Figure data in JSON

###

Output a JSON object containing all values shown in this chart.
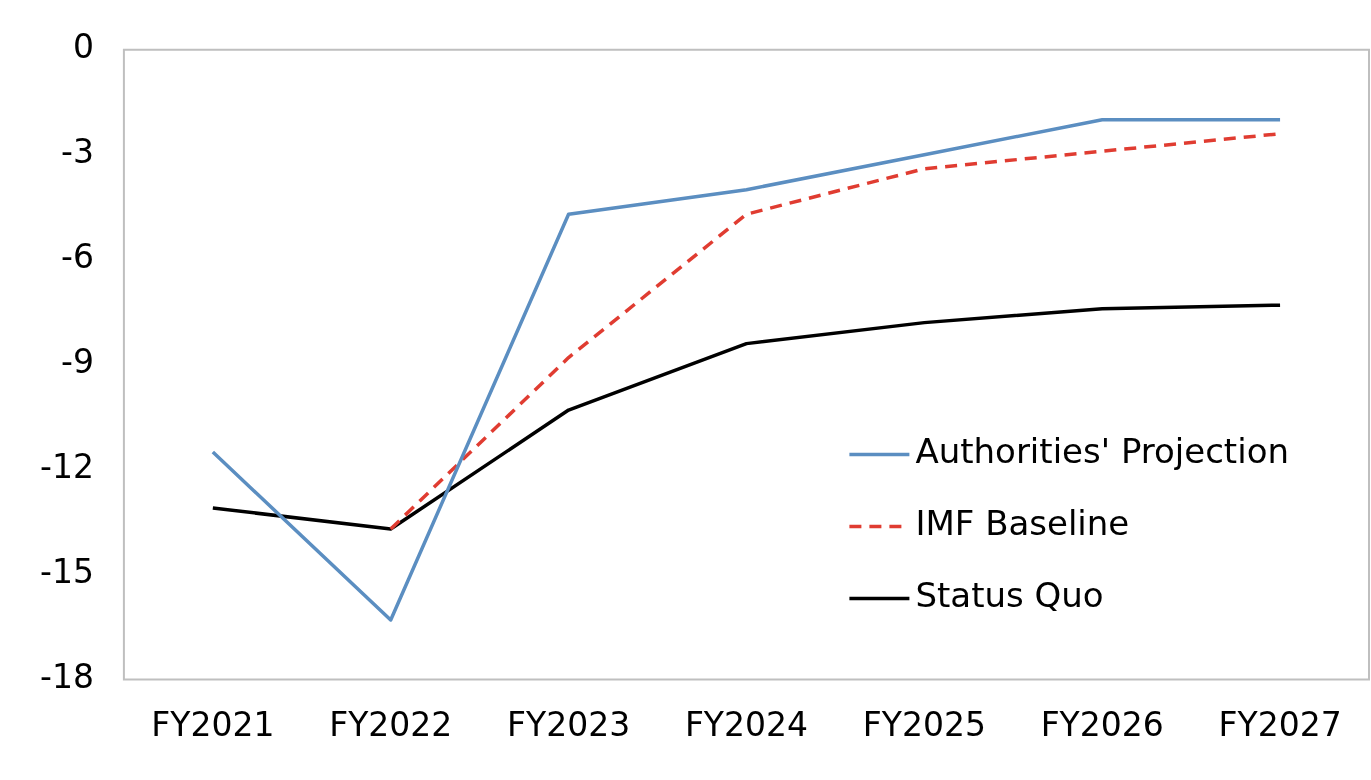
{
  "chart_data": {
    "type": "line",
    "categories": [
      "FY2021",
      "FY2022",
      "FY2023",
      "FY2024",
      "FY2025",
      "FY2026",
      "FY2027"
    ],
    "series": [
      {
        "name": "Authorities' Projection",
        "color": "#5b8ec1",
        "line_style": "solid",
        "values": [
          -11.5,
          -16.3,
          -4.7,
          -4.0,
          -3.0,
          -2.0,
          -2.0
        ]
      },
      {
        "name": "IMF Baseline",
        "color": "#e03c31",
        "line_style": "dashed",
        "values": [
          null,
          -13.7,
          -8.8,
          -4.7,
          -3.4,
          -2.9,
          -2.4
        ]
      },
      {
        "name": "Status Quo",
        "color": "#000000",
        "line_style": "solid",
        "values": [
          -13.1,
          -13.7,
          -10.3,
          -8.4,
          -7.8,
          -7.4,
          -7.3
        ]
      }
    ],
    "ylim": [
      -18,
      0
    ],
    "yticks": [
      -18,
      -15,
      -12,
      -9,
      -6,
      -3,
      0
    ],
    "grid": false,
    "legend": "bottom right",
    "marker": "none"
  }
}
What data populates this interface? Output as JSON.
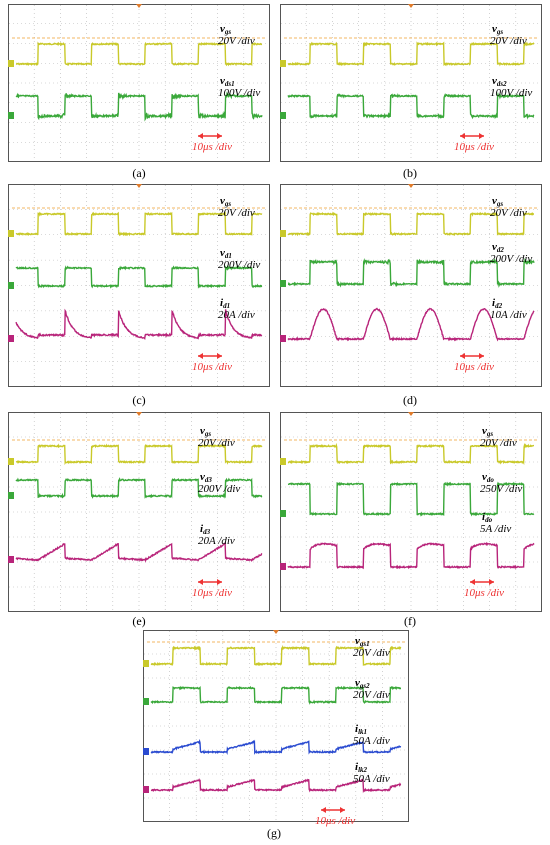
{
  "time_base": "10μs /div",
  "chart_data": [
    {
      "id": "a",
      "type": "line",
      "caption": "(a)",
      "time_base": "10μs /div",
      "channels": [
        {
          "label_main": "v",
          "label_sub": "gs",
          "scale": "20V /div",
          "color": "#c9c92a",
          "waveform": "square",
          "ringing": 0.05
        },
        {
          "label_main": "v",
          "label_sub": "ds1",
          "scale": "100V /div",
          "color": "#3aa83a",
          "waveform": "square-inverted",
          "ringing": 0.5
        }
      ]
    },
    {
      "id": "b",
      "type": "line",
      "caption": "(b)",
      "time_base": "10μs /div",
      "channels": [
        {
          "label_main": "v",
          "label_sub": "gs",
          "scale": "20V /div",
          "color": "#c9c92a",
          "waveform": "square",
          "ringing": 0.05
        },
        {
          "label_main": "v",
          "label_sub": "ds2",
          "scale": "100V /div",
          "color": "#3aa83a",
          "waveform": "square-inverted",
          "ringing": 0.25
        }
      ]
    },
    {
      "id": "c",
      "type": "line",
      "caption": "(c)",
      "time_base": "10μs /div",
      "channels": [
        {
          "label_main": "v",
          "label_sub": "gs",
          "scale": "20V /div",
          "color": "#c9c92a",
          "waveform": "square",
          "ringing": 0.05
        },
        {
          "label_main": "v",
          "label_sub": "d1",
          "scale": "200V /div",
          "color": "#3aa83a",
          "waveform": "square-inverted",
          "ringing": 0.1
        },
        {
          "label_main": "i",
          "label_sub": "d1",
          "scale": "20A /div",
          "color": "#b8247a",
          "waveform": "spike-decay",
          "ringing": 0.1
        }
      ]
    },
    {
      "id": "d",
      "type": "line",
      "caption": "(d)",
      "time_base": "10μs /div",
      "channels": [
        {
          "label_main": "v",
          "label_sub": "gs",
          "scale": "20V /div",
          "color": "#c9c92a",
          "waveform": "square",
          "ringing": 0.05
        },
        {
          "label_main": "v",
          "label_sub": "d2",
          "scale": "200V /div",
          "color": "#3aa83a",
          "waveform": "square",
          "ringing": 0.35
        },
        {
          "label_main": "i",
          "label_sub": "d2",
          "scale": "10A /div",
          "color": "#b8247a",
          "waveform": "dome",
          "ringing": 0.05
        }
      ]
    },
    {
      "id": "e",
      "type": "line",
      "caption": "(e)",
      "time_base": "10μs /div",
      "channels": [
        {
          "label_main": "v",
          "label_sub": "gs",
          "scale": "20V /div",
          "color": "#c9c92a",
          "waveform": "square",
          "ringing": 0.05
        },
        {
          "label_main": "v",
          "label_sub": "d3",
          "scale": "200V /div",
          "color": "#3aa83a",
          "waveform": "square-inverted",
          "ringing": 0.1
        },
        {
          "label_main": "i",
          "label_sub": "d3",
          "scale": "20A /div",
          "color": "#b8247a",
          "waveform": "ramp",
          "ringing": 0.05
        }
      ]
    },
    {
      "id": "f",
      "type": "line",
      "caption": "(f)",
      "time_base": "10μs /div",
      "channels": [
        {
          "label_main": "v",
          "label_sub": "gs",
          "scale": "20V /div",
          "color": "#c9c92a",
          "waveform": "square",
          "ringing": 0.05
        },
        {
          "label_main": "v",
          "label_sub": "do",
          "scale": "250V /div",
          "color": "#3aa83a",
          "waveform": "square-inverted",
          "ringing": 0.05
        },
        {
          "label_main": "i",
          "label_sub": "do",
          "scale": "5A /div",
          "color": "#b8247a",
          "waveform": "dome-dip",
          "ringing": 0.05
        }
      ]
    },
    {
      "id": "g",
      "type": "line",
      "caption": "(g)",
      "time_base": "10μs /div",
      "channels": [
        {
          "label_main": "v",
          "label_sub": "gs1",
          "scale": "20V /div",
          "color": "#c9c92a",
          "waveform": "square",
          "ringing": 0.05
        },
        {
          "label_main": "v",
          "label_sub": "gs2",
          "scale": "20V /div",
          "color": "#3aa83a",
          "waveform": "square",
          "ringing": 0.05
        },
        {
          "label_main": "i",
          "label_sub": "lk1",
          "scale": "50A /div",
          "color": "#2a4bd0",
          "waveform": "ramp-square",
          "ringing": 0.05
        },
        {
          "label_main": "i",
          "label_sub": "lk2",
          "scale": "50A /div",
          "color": "#b8247a",
          "waveform": "ramp-square",
          "ringing": 0.05
        }
      ]
    }
  ]
}
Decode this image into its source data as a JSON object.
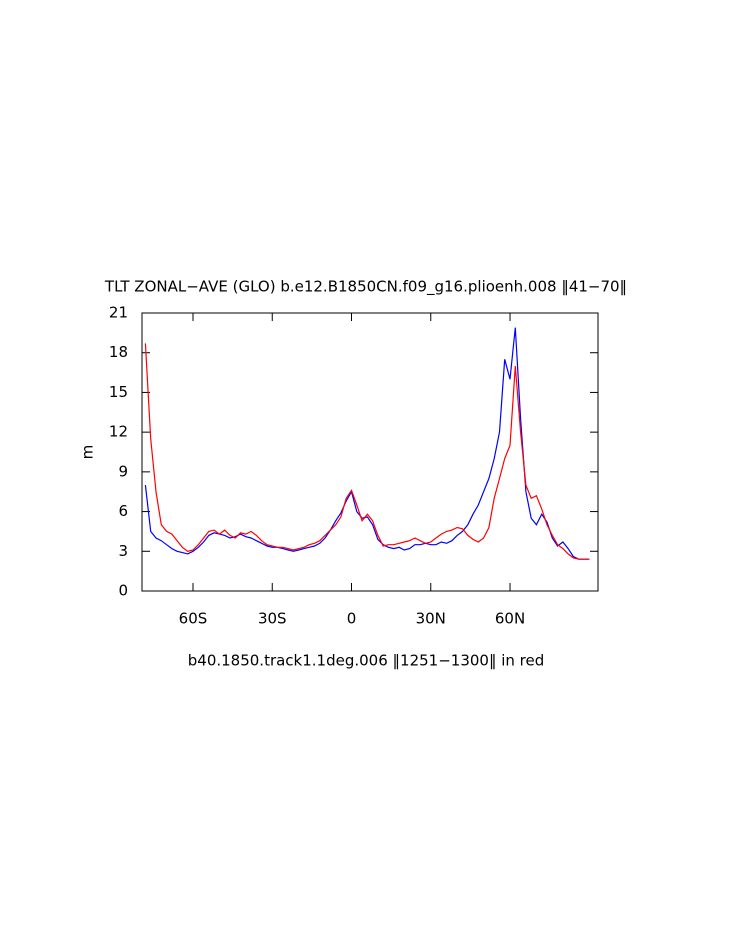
{
  "chart_data": {
    "type": "line",
    "title": "TLT ZONAL−AVE (GLO) b.e12.B1850CN.f09_g16.plioenh.008 ‖41−70‖",
    "subtitle": "b40.1850.track1.1deg.006 ‖1251−1300‖ in red",
    "y_label": "m",
    "x": [
      -78,
      -76,
      -74,
      -72,
      -70,
      -68,
      -66,
      -64,
      -62,
      -60,
      -58,
      -56,
      -54,
      -52,
      -50,
      -48,
      -46,
      -44,
      -42,
      -40,
      -38,
      -36,
      -34,
      -32,
      -30,
      -28,
      -26,
      -24,
      -22,
      -20,
      -18,
      -16,
      -14,
      -12,
      -10,
      -8,
      -6,
      -4,
      -2,
      0,
      2,
      4,
      6,
      8,
      10,
      12,
      14,
      16,
      18,
      20,
      22,
      24,
      26,
      28,
      30,
      32,
      34,
      36,
      38,
      40,
      42,
      44,
      46,
      48,
      50,
      52,
      54,
      56,
      58,
      60,
      62,
      64,
      66,
      68,
      70,
      72,
      74,
      76,
      78,
      80,
      82,
      84,
      86,
      88,
      90
    ],
    "series": [
      {
        "color": "#0000ff",
        "values": [
          8.0,
          4.5,
          4.0,
          3.8,
          3.5,
          3.2,
          3.0,
          2.9,
          2.8,
          3.0,
          3.3,
          3.7,
          4.2,
          4.4,
          4.3,
          4.2,
          4.0,
          4.1,
          4.3,
          4.1,
          4.0,
          3.8,
          3.6,
          3.4,
          3.3,
          3.3,
          3.2,
          3.1,
          3.0,
          3.1,
          3.2,
          3.3,
          3.4,
          3.6,
          4.0,
          4.6,
          5.3,
          5.9,
          6.8,
          7.5,
          6.0,
          5.5,
          5.6,
          5.0,
          3.9,
          3.5,
          3.3,
          3.2,
          3.3,
          3.1,
          3.2,
          3.5,
          3.5,
          3.6,
          3.5,
          3.5,
          3.7,
          3.6,
          3.8,
          4.2,
          4.5,
          5.0,
          5.8,
          6.5,
          7.5,
          8.5,
          10.0,
          12.0,
          17.5,
          16.0,
          19.9,
          13.0,
          7.5,
          5.5,
          5.0,
          5.8,
          5.2,
          4.0,
          3.4,
          3.7,
          3.2,
          2.6,
          2.4,
          2.4,
          2.4
        ]
      },
      {
        "color": "#ff0000",
        "values": [
          18.7,
          11.5,
          7.5,
          5.0,
          4.5,
          4.3,
          3.8,
          3.3,
          3.0,
          3.1,
          3.5,
          4.0,
          4.5,
          4.6,
          4.3,
          4.6,
          4.2,
          4.0,
          4.4,
          4.3,
          4.5,
          4.2,
          3.8,
          3.5,
          3.4,
          3.3,
          3.3,
          3.2,
          3.1,
          3.2,
          3.3,
          3.5,
          3.6,
          3.8,
          4.2,
          4.6,
          5.0,
          5.6,
          7.0,
          7.6,
          6.5,
          5.3,
          5.8,
          5.3,
          4.2,
          3.4,
          3.5,
          3.5,
          3.6,
          3.7,
          3.8,
          4.0,
          3.8,
          3.6,
          3.7,
          4.0,
          4.3,
          4.5,
          4.6,
          4.8,
          4.7,
          4.2,
          3.9,
          3.7,
          4.0,
          4.8,
          7.0,
          8.5,
          10.0,
          11.0,
          17.0,
          12.0,
          8.0,
          7.0,
          7.2,
          6.2,
          5.0,
          4.2,
          3.5,
          3.2,
          2.8,
          2.5,
          2.4,
          2.4,
          2.4
        ]
      }
    ],
    "xlim": [
      -79.3,
      93.3
    ],
    "xticks": [
      {
        "value": -60,
        "label": "60S"
      },
      {
        "value": -30,
        "label": "30S"
      },
      0,
      {
        "value": 30,
        "label": "30N"
      },
      {
        "value": 60,
        "label": "60N"
      }
    ],
    "ylim": [
      0,
      21
    ],
    "yticks": [
      0,
      3,
      6,
      9,
      12,
      15,
      18,
      21
    ]
  }
}
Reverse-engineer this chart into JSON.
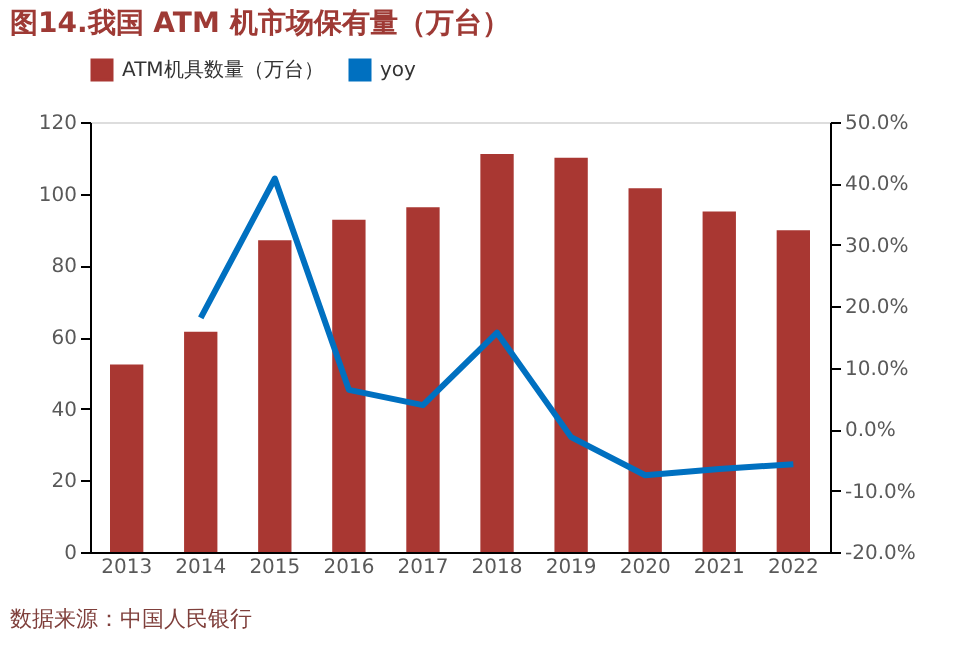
{
  "chart_data": {
    "type": "bar",
    "title": "图14.我国 ATM 机市场保有量（万台）",
    "categories": [
      "2013",
      "2014",
      "2015",
      "2016",
      "2017",
      "2018",
      "2019",
      "2020",
      "2021",
      "2022"
    ],
    "series": [
      {
        "name": "ATM机具数量（万台）",
        "color": "#a93732",
        "values": [
          52.3,
          61.5,
          87,
          92.7,
          96.2,
          111.1,
          110,
          101.5,
          95,
          89.8
        ]
      },
      {
        "name": "yoy",
        "type": "line",
        "axis": "y2",
        "color": "#0070c0",
        "values": [
          null,
          18.1,
          40.8,
          6.4,
          3.9,
          15.7,
          -1.3,
          -7.5,
          -6.5,
          -5.7
        ]
      }
    ],
    "ylim": [
      0,
      120
    ],
    "yticks": [
      0,
      20,
      40,
      60,
      80,
      100,
      120
    ],
    "y2lim": [
      -20,
      50
    ],
    "y2ticks": [
      {
        "value": -20,
        "label": "-20.0%"
      },
      {
        "value": -10,
        "label": "-10.0%"
      },
      {
        "value": 0,
        "label": "0.0%"
      },
      {
        "value": 10,
        "label": "10.0%"
      },
      {
        "value": 20,
        "label": "20.0%"
      },
      {
        "value": 30,
        "label": "30.0%"
      },
      {
        "value": 40,
        "label": "40.0%"
      },
      {
        "value": 50,
        "label": "50.0%"
      }
    ],
    "legend": "top",
    "grid": false,
    "annotations": [
      "数据来源：中国人民银行"
    ]
  }
}
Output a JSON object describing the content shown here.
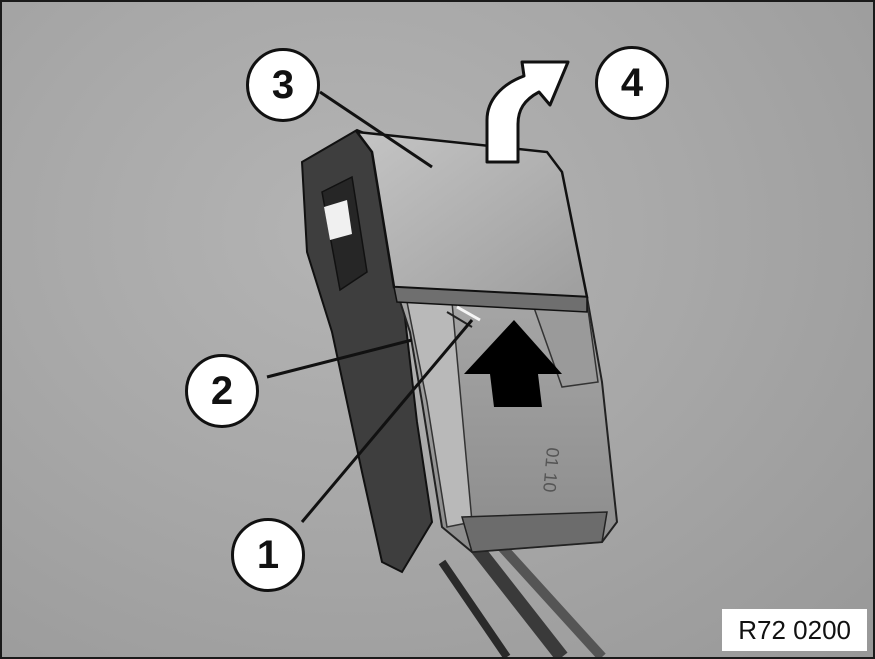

###

• _STATED EXERCISE_
Search the entries for "caption" and copy out each line that has it.

• _OUTPUT FOR THIS EXERCISE_
      "caption": "(a)",
      "caption": "(b)",
      "caption": "(c)",
      "caption": "(d)",
      "caption": "(e)",
      "caption": "(f)",
      "caption": "(g)",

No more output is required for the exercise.